Stored items
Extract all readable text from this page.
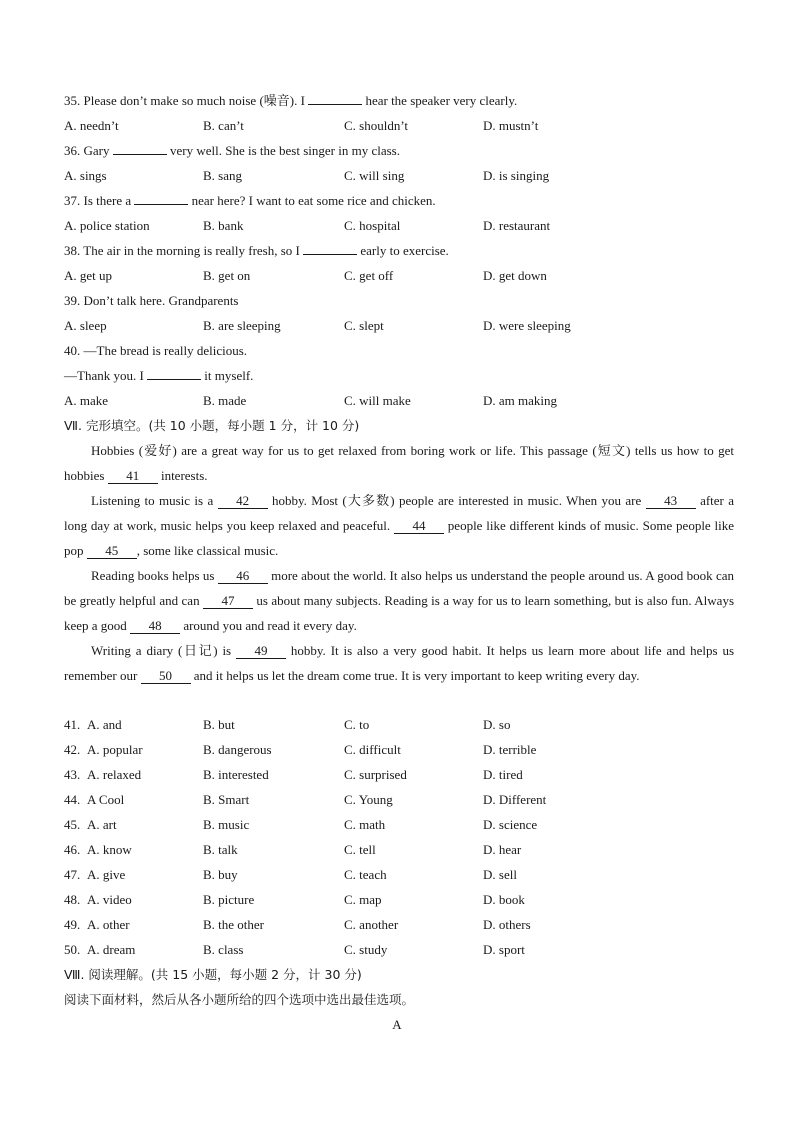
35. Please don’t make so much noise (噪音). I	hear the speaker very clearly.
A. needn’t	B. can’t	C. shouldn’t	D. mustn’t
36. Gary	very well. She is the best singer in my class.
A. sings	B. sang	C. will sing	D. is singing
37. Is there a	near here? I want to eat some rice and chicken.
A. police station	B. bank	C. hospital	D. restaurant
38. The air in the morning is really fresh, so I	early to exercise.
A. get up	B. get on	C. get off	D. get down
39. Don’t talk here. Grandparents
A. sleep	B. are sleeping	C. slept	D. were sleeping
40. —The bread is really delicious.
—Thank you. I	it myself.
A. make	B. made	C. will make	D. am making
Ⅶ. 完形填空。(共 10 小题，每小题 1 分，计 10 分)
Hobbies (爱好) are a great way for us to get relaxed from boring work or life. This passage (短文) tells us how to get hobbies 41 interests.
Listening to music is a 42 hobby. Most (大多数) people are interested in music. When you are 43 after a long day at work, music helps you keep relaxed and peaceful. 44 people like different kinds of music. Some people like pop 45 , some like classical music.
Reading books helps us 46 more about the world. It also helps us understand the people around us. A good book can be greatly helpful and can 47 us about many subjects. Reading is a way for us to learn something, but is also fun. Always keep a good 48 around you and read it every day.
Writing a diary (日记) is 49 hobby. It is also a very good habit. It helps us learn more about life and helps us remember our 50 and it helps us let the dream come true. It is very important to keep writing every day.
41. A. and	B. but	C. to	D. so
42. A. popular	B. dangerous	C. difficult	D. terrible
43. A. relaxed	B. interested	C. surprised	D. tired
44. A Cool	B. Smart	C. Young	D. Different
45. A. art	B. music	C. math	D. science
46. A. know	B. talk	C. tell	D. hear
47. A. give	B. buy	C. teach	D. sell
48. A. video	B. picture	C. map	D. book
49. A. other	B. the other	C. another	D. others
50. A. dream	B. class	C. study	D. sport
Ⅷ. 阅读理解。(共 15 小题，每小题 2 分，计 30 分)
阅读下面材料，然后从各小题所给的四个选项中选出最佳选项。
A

--

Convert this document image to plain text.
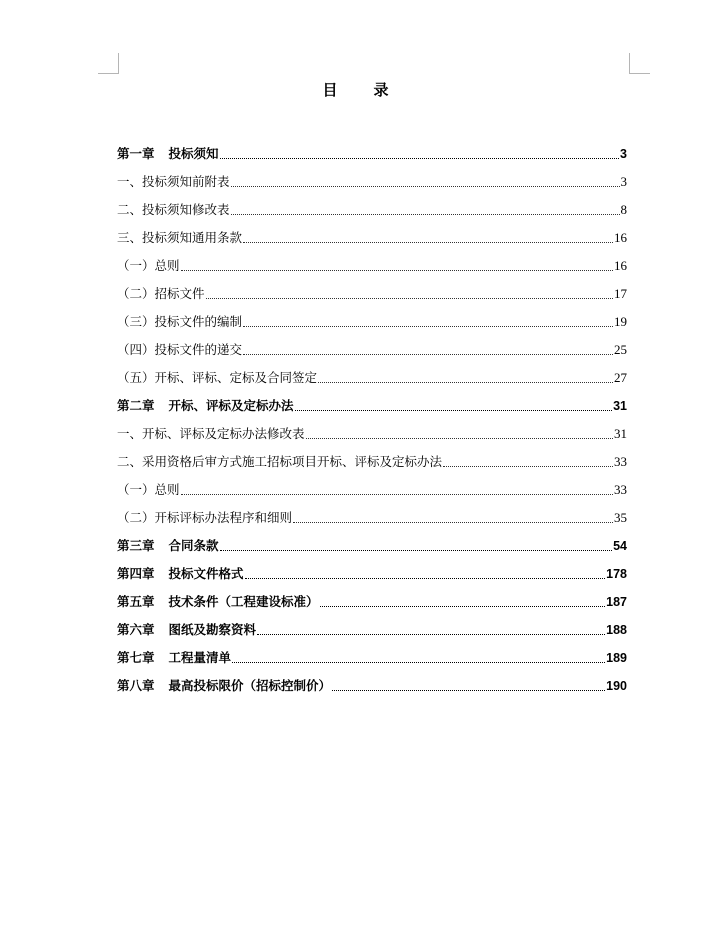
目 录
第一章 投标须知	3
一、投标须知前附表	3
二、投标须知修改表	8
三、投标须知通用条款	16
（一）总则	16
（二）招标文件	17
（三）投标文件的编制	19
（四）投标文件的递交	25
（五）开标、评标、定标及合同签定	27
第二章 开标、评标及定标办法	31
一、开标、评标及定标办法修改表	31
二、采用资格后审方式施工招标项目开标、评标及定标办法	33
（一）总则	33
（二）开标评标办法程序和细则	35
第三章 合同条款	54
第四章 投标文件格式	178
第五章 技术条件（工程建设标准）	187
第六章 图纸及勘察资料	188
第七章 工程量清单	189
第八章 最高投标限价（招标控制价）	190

• Short task: Report every line in the data above in which the word "dream" appears.

• Solved exercise:
Writing a diary (日记) is 49 hobby. It is also a very good habit. It helps us learn more about life and helps us remember our 50 and it helps us let the dream come true. It is very important to keep writing every day.
50. A. dream	B. class	C. study	D. sport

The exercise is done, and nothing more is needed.